→ TASK STATEMENT
Will you print the material below without altering a single character?
--- start of WORKING DATA ---
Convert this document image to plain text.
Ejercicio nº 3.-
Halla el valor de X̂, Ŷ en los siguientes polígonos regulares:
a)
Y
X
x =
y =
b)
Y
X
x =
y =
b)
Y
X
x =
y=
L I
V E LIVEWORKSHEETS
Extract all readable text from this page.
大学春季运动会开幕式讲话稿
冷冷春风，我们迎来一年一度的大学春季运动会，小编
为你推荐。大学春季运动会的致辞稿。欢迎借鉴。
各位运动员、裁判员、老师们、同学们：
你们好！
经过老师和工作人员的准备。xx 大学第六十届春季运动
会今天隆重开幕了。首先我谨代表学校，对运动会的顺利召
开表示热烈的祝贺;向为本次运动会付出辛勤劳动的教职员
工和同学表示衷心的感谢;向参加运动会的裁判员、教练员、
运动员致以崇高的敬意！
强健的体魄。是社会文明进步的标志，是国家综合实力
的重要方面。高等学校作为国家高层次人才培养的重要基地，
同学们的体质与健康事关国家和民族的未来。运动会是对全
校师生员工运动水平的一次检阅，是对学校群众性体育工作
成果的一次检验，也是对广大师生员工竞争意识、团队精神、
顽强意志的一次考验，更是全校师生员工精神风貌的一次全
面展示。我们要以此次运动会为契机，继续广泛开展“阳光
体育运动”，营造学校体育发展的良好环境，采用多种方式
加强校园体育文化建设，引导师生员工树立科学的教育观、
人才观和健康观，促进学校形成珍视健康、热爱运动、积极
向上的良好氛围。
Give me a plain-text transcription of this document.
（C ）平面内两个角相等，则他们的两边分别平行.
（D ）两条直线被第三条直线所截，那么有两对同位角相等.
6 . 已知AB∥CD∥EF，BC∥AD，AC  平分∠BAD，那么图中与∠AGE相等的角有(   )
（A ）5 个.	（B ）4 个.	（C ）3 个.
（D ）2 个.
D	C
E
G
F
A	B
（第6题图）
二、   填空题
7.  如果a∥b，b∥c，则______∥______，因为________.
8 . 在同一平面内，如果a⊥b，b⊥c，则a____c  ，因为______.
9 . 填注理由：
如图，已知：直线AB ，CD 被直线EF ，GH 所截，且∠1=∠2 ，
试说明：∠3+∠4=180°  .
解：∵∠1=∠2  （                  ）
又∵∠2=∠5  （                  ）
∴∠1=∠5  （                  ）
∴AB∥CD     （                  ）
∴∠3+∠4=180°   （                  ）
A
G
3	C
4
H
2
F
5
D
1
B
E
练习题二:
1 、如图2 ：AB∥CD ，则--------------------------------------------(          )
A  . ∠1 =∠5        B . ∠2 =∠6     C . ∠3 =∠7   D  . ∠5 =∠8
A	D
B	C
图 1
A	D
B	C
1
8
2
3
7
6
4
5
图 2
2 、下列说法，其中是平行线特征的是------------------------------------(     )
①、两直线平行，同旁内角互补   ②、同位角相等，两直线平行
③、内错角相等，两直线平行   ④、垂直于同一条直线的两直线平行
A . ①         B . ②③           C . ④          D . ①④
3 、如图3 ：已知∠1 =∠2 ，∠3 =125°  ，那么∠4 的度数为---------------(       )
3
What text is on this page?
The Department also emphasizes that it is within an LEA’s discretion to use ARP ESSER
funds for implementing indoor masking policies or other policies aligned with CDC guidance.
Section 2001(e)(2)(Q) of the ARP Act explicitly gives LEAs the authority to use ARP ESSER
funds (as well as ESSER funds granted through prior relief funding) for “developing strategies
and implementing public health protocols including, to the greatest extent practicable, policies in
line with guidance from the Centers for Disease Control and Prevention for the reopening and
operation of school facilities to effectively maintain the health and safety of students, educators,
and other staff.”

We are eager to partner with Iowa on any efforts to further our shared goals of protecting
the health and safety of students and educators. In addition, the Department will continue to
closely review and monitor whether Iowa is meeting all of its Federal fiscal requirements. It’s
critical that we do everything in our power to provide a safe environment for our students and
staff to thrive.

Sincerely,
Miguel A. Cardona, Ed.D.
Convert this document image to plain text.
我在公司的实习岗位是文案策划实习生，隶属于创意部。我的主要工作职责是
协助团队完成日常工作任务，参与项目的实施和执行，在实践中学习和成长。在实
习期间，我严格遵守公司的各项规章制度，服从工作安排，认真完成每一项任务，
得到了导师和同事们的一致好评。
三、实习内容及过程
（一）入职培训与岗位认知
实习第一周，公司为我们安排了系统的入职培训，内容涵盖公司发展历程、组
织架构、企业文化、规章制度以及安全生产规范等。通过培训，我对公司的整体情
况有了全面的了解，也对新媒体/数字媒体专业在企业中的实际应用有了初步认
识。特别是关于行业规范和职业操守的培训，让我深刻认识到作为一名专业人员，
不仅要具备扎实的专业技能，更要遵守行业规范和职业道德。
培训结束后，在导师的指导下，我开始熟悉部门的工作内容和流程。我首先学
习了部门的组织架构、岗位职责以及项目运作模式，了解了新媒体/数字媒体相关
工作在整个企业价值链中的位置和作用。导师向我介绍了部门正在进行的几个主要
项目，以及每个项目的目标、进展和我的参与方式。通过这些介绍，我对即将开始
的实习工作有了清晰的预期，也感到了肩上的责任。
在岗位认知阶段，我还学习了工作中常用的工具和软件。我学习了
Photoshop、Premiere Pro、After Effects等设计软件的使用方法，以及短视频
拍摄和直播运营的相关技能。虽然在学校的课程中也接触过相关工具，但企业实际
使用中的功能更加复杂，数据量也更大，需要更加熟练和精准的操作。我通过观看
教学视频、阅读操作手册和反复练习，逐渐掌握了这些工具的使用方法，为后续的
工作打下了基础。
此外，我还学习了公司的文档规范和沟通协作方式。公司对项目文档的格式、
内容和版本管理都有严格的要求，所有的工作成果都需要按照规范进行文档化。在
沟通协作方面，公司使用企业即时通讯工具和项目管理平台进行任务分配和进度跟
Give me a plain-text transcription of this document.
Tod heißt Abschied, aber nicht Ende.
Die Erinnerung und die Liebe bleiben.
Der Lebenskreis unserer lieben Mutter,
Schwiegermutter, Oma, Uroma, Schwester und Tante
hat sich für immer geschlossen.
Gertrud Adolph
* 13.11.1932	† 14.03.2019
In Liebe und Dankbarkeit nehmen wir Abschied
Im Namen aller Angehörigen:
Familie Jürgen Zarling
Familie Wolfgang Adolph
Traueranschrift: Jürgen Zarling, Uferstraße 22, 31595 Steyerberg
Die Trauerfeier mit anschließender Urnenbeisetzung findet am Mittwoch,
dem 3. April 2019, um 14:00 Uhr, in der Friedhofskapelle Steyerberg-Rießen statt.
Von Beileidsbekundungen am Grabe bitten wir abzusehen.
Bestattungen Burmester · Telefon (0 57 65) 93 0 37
--- end of WORKING DATA ---
→ EXERCISE RESPONSE
Convert this document image to plain text.
Ejercicio nº 3.-
Halla el valor de X̂, Ŷ en los siguientes polígonos regulares:
a)
Y
X
x =
y =
b)
Y
X
x =
y =
b)
Y
X
x =
y=
L I
V E LIVEWORKSHEETS
Extract all readable text from this page.
大学春季运动会开幕式讲话稿
冷冷春风，我们迎来一年一度的大学春季运动会，小编
为你推荐。大学春季运动会的致辞稿。欢迎借鉴。
各位运动员、裁判员、老师们、同学们：
你们好！
经过老师和工作人员的准备。xx 大学第六十届春季运动
会今天隆重开幕了。首先我谨代表学校，对运动会的顺利召
开表示热烈的祝贺;向为本次运动会付出辛勤劳动的教职员
工和同学表示衷心的感谢;向参加运动会的裁判员、教练员、
运动员致以崇高的敬意！
强健的体魄。是社会文明进步的标志，是国家综合实力
的重要方面。高等学校作为国家高层次人才培养的重要基地，
同学们的体质与健康事关国家和民族的未来。运动会是对全
校师生员工运动水平的一次检阅，是对学校群众性体育工作
成果的一次检验，也是对广大师生员工竞争意识、团队精神、
顽强意志的一次考验，更是全校师生员工精神风貌的一次全
面展示。我们要以此次运动会为契机，继续广泛开展“阳光
体育运动”，营造学校体育发展的良好环境，采用多种方式
加强校园体育文化建设，引导师生员工树立科学的教育观、
人才观和健康观，促进学校形成珍视健康、热爱运动、积极
向上的良好氛围。
Give me a plain-text transcription of this document.
（C ）平面内两个角相等，则他们的两边分别平行.
（D ）两条直线被第三条直线所截，那么有两对同位角相等.
6 . 已知AB∥CD∥EF，BC∥AD，AC  平分∠BAD，那么图中与∠AGE相等的角有(   )
（A ）5 个.	（B ）4 个.	（C ）3 个.
（D ）2 个.
D	C
E
G
F
A	B
（第6题图）
二、   填空题
7.  如果a∥b，b∥c，则______∥______，因为________.
8 . 在同一平面内，如果a⊥b，b⊥c，则a____c  ，因为______.
9 . 填注理由：
如图，已知：直线AB ，CD 被直线EF ，GH 所截，且∠1=∠2 ，
试说明：∠3+∠4=180°  .
解：∵∠1=∠2  （                  ）
又∵∠2=∠5  （                  ）
∴∠1=∠5  （                  ）
∴AB∥CD     （                  ）
∴∠3+∠4=180°   （                  ）
A
G
3	C
4
H
2
F
5
D
1
B
E
练习题二:
1 、如图2 ：AB∥CD ，则--------------------------------------------(          )
A  . ∠1 =∠5        B . ∠2 =∠6     C . ∠3 =∠7   D  . ∠5 =∠8
A	D
B	C
图 1
A	D
B	C
1
8
2
3
7
6
4
5
图 2
2 、下列说法，其中是平行线特征的是------------------------------------(     )
①、两直线平行，同旁内角互补   ②、同位角相等，两直线平行
③、内错角相等，两直线平行   ④、垂直于同一条直线的两直线平行
A . ①         B . ②③           C . ④          D . ①④
3 、如图3 ：已知∠1 =∠2 ，∠3 =125°  ，那么∠4 的度数为---------------(       )
3
What text is on this page?
The Department also emphasizes that it is within an LEA’s discretion to use ARP ESSER
funds for implementing indoor masking policies or other policies aligned with CDC guidance.
Section 2001(e)(2)(Q) of the ARP Act explicitly gives LEAs the authority to use ARP ESSER
funds (as well as ESSER funds granted through prior relief funding) for “developing strategies
and implementing public health protocols including, to the greatest extent practicable, policies in
line with guidance from the Centers for Disease Control and Prevention for the reopening and
operation of school facilities to effectively maintain the health and safety of students, educators,
and other staff.”

We are eager to partner with Iowa on any efforts to further our shared goals of protecting
the health and safety of students and educators. In addition, the Department will continue to
closely review and monitor whether Iowa is meeting all of its Federal fiscal requirements. It’s
critical that we do everything in our power to provide a safe environment for our students and
staff to thrive.

Sincerely,
Miguel A. Cardona, Ed.D.
Convert this document image to plain text.
我在公司的实习岗位是文案策划实习生，隶属于创意部。我的主要工作职责是
协助团队完成日常工作任务，参与项目的实施和执行，在实践中学习和成长。在实
习期间，我严格遵守公司的各项规章制度，服从工作安排，认真完成每一项任务，
得到了导师和同事们的一致好评。
三、实习内容及过程
（一）入职培训与岗位认知
实习第一周，公司为我们安排了系统的入职培训，内容涵盖公司发展历程、组
织架构、企业文化、规章制度以及安全生产规范等。通过培训，我对公司的整体情
况有了全面的了解，也对新媒体/数字媒体专业在企业中的实际应用有了初步认
识。特别是关于行业规范和职业操守的培训，让我深刻认识到作为一名专业人员，
不仅要具备扎实的专业技能，更要遵守行业规范和职业道德。
培训结束后，在导师的指导下，我开始熟悉部门的工作内容和流程。我首先学
习了部门的组织架构、岗位职责以及项目运作模式，了解了新媒体/数字媒体相关
工作在整个企业价值链中的位置和作用。导师向我介绍了部门正在进行的几个主要
项目，以及每个项目的目标、进展和我的参与方式。通过这些介绍，我对即将开始
的实习工作有了清晰的预期，也感到了肩上的责任。
在岗位认知阶段，我还学习了工作中常用的工具和软件。我学习了
Photoshop、Premiere Pro、After Effects等设计软件的使用方法，以及短视频
拍摄和直播运营的相关技能。虽然在学校的课程中也接触过相关工具，但企业实际
使用中的功能更加复杂，数据量也更大，需要更加熟练和精准的操作。我通过观看
教学视频、阅读操作手册和反复练习，逐渐掌握了这些工具的使用方法，为后续的
工作打下了基础。
此外，我还学习了公司的文档规范和沟通协作方式。公司对项目文档的格式、
内容和版本管理都有严格的要求，所有的工作成果都需要按照规范进行文档化。在
沟通协作方面，公司使用企业即时通讯工具和项目管理平台进行任务分配和进度跟
Give me a plain-text transcription of this document.
Tod heißt Abschied, aber nicht Ende.
Die Erinnerung und die Liebe bleiben.
Der Lebenskreis unserer lieben Mutter,
Schwiegermutter, Oma, Uroma, Schwester und Tante
hat sich für immer geschlossen.
Gertrud Adolph
* 13.11.1932	† 14.03.2019
In Liebe und Dankbarkeit nehmen wir Abschied
Im Namen aller Angehörigen:
Familie Jürgen Zarling
Familie Wolfgang Adolph
Traueranschrift: Jürgen Zarling, Uferstraße 22, 31595 Steyerberg
Die Trauerfeier mit anschließender Urnenbeisetzung findet am Mittwoch,
dem 3. April 2019, um 14:00 Uhr, in der Friedhofskapelle Steyerberg-Rießen statt.
Von Beileidsbekundungen am Grabe bitten wir abzusehen.
Bestattungen Burmester · Telefon (0 57 65) 93 0 37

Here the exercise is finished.